----- Text passage

Ludwig Klein and Valeria Klein v. Republic Steel Corporation

435 F.2d 762

Ludwig KLEIN and Valeria Klein, Appellants,
v.
REPUBLIC STEEL CORPORATION.

No. 18069.

United States Court of Appeals, Third Circuit.

Argued October 23, 1970.

Decided December 7, 1970.

James E. McLaughlin, McArdle, McLaughlin, Paletta & McVay, Pittsburgh, Pa., for appellants.

Clyde W. Armstrong, Thorp, Reed & Armstrong, Pittsburgh, Pa., (Peter G. Veeder, Pittsburgh, Pa., on the brief), for appellee.

Before McLAUGHLIN, FREEDMAN and VAN DUSEN, Circuit Judges.

OPINION OF THE COURT

FREEDMAN, Circuit Judge.

1

This is a test case in which the parties seek a determination whether the well-known decision of the Supreme Court in Pennsylvania Coal Company v. Mahon, 260 U.S. 393, 43 S.Ct. 158, 67 L.Ed. 322 (1922),1 continues to have vitality. There, in the rare constellation of a majority opinion by Justice Holmes and a dissenting opinion by Justice Brandeis the Supreme Court held invalid Pennsylvania's Kohler Act, Act of May 27, 1921, P.L. 1198,2 enacted to prevent specified surface subsidences caused by anthracite coal mining operations. Justice Holmes' opinion declared the Kohler Act unconstitutional because it impaired the obligation of contract contrary to Article I, § 10, Clause 1 of the Constitution P.S. and constituted a taking of private property without just compensation in violation of the due process clause of the Fourteenth Amendment.

2

Here a separate statute, the Act of July 2, 1937, P.L. 2787,3 dealing with surface subsidences caused by bituminous coal mining operations in any county of the second class, is before us. The only county of the second class in Pennsylvania is Allegheny County, and this presents the additional question whether the statute also violates the prohibition of the Pennsylvania Constitution against special legislation.4

3

The facts are undisputed. Plaintiffs are husband and wife, and are the owners of a dwelling house and nine acres in the Township of West Deer, Allegheny County, Pennsylvania. They brought this diversity action for damages caused by the caving-in of their property. They held a surface estate under a deed which contains a waiver provision by which the owner of the mineral rights and the right of surface support retained the right to mine and remove the coal under the surface "free from any liability for damages done the surface or injury of any sort arising from the mining and removal of all said coal." Defendant is the owner of the mineral rights and the right of surface support. Under Pennsylvania law these three interests constitute separate estates in real property.5 Defendant conducted the mining operations which caused the subsidence and destruction of plaintiffs' dwelling after giving them the opportunity, which they refused, to purchase support pillars of coal to be left in place.

4

The district court granted defendant's motion for summary judgment in a brief order declaring that since the Act of 1937 was identical in all relevant respects to the Kohler Act, it was unconstitutional under Mahon and that the statute also violated the special legislation prohibition of the Pennsylvania Constitution.

----------
----- Data segment

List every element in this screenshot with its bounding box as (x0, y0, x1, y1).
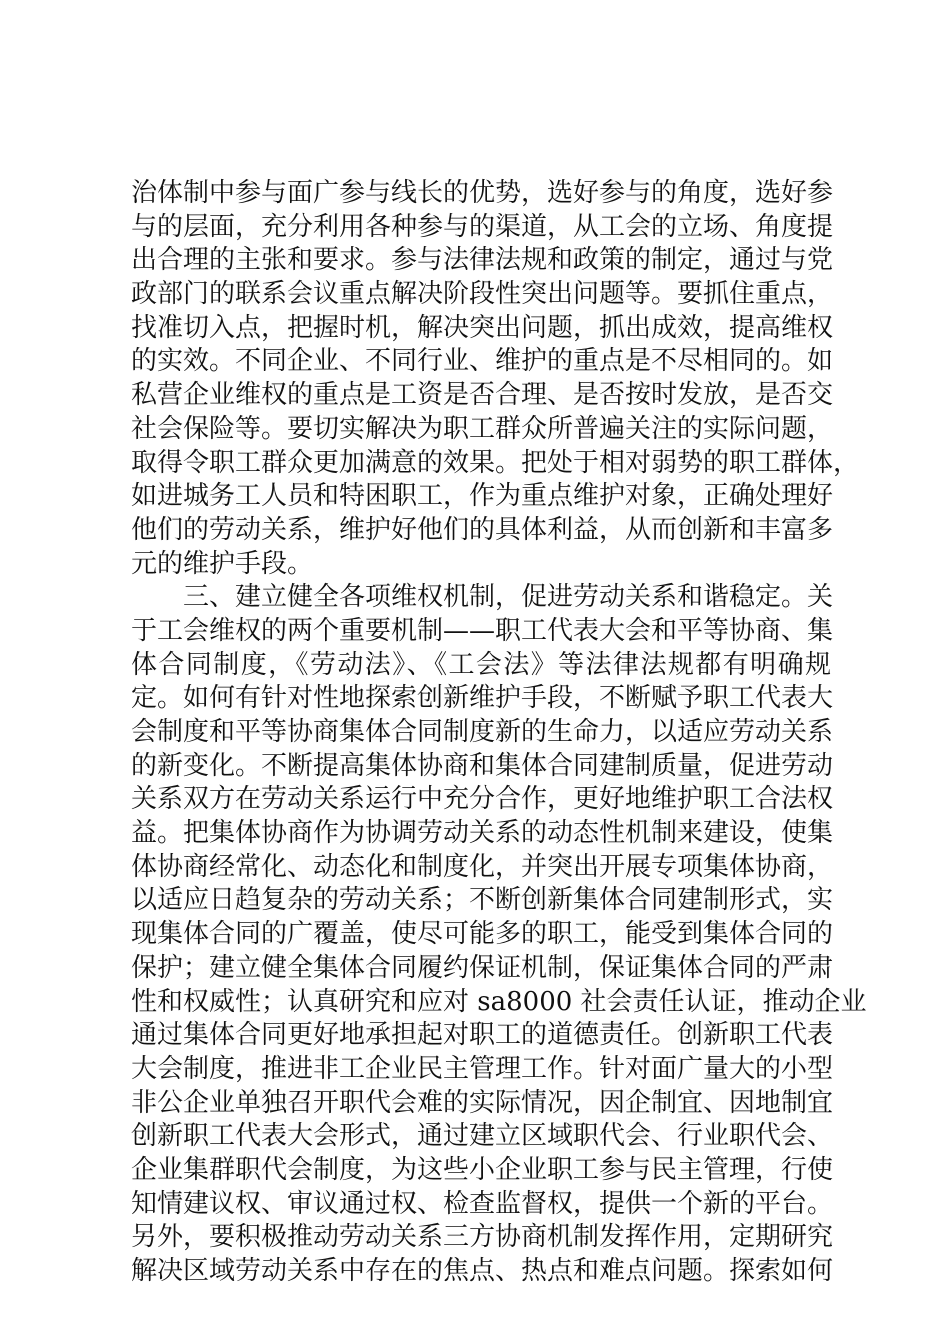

----------

● Written instruction 1
Translate this sentence from the court opinion into Spanish: "Plaintiffs are husband and wife, and are the owners of a dwelling house and nine acres in the Township of West Deer, Allegheny County, Pennsylvania."
● Written instruction 2
Quote the court opinion word for word, starting at "REPUBLIC STEEL CORPORATION." and ending at "Pa., for appellants.".

● Task answer 1
Los demandantes son marido y mujer, y son propietarios de una casa de vivienda y de nueve acres en el municipio de West Deer, condado de Allegheny, Pensilvania.

● Task answer 2
REPUBLIC STEEL CORPORATION.

No. 18069.

United States Court of Appeals, Third Circuit.

Argued October 23, 1970.

Decided December 7, 1970.

James E. McLaughlin, McArdle, McLaughlin, Paletta & McVay, Pittsburgh, Pa., for appellants.